* _THE INPUT_:
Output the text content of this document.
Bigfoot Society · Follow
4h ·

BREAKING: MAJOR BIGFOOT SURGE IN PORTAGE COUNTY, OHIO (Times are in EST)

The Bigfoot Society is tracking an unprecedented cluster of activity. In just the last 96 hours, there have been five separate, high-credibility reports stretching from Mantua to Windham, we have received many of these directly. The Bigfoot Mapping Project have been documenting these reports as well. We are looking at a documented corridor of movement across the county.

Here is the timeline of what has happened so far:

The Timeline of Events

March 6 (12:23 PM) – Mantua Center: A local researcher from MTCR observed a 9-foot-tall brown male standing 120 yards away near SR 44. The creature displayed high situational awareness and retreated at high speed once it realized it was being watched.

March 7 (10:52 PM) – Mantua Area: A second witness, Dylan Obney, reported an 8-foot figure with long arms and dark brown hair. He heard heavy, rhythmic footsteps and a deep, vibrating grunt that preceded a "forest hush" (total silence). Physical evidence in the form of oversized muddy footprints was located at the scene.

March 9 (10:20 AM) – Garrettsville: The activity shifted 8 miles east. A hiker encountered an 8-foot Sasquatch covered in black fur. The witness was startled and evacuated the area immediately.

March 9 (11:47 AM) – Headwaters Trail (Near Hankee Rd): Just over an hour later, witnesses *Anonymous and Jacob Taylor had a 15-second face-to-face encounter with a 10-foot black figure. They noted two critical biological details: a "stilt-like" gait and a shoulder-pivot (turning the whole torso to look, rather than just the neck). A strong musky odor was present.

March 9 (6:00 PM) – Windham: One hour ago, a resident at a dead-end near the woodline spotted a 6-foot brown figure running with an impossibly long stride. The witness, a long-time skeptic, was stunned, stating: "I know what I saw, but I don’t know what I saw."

* _EXERCISE DIRECTIONS_:
Repeat the material above in full, exactly as it stands.

* _FINAL RESULT_:
Output the text content of this document.
Bigfoot Society · Follow
4h ·

BREAKING: MAJOR BIGFOOT SURGE IN PORTAGE COUNTY, OHIO (Times are in EST)

The Bigfoot Society is tracking an unprecedented cluster of activity. In just the last 96 hours, there have been five separate, high-credibility reports stretching from Mantua to Windham, we have received many of these directly. The Bigfoot Mapping Project have been documenting these reports as well. We are looking at a documented corridor of movement across the county.

Here is the timeline of what has happened so far:

The Timeline of Events

March 6 (12:23 PM) – Mantua Center: A local researcher from MTCR observed a 9-foot-tall brown male standing 120 yards away near SR 44. The creature displayed high situational awareness and retreated at high speed once it realized it was being watched.

March 7 (10:52 PM) – Mantua Area: A second witness, Dylan Obney, reported an 8-foot figure with long arms and dark brown hair. He heard heavy, rhythmic footsteps and a deep, vibrating grunt that preceded a "forest hush" (total silence). Physical evidence in the form of oversized muddy footprints was located at the scene.

March 9 (10:20 AM) – Garrettsville: The activity shifted 8 miles east. A hiker encountered an 8-foot Sasquatch covered in black fur. The witness was startled and evacuated the area immediately.

March 9 (11:47 AM) – Headwaters Trail (Near Hankee Rd): Just over an hour later, witnesses *Anonymous and Jacob Taylor had a 15-second face-to-face encounter with a 10-foot black figure. They noted two critical biological details: a "stilt-like" gait and a shoulder-pivot (turning the whole torso to look, rather than just the neck). A strong musky odor was present.

March 9 (6:00 PM) – Windham: One hour ago, a resident at a dead-end near the woodline spotted a 6-foot brown figure running with an impossibly long stride. The witness, a long-time skeptic, was stunned, stating: "I know what I saw, but I don’t know what I saw."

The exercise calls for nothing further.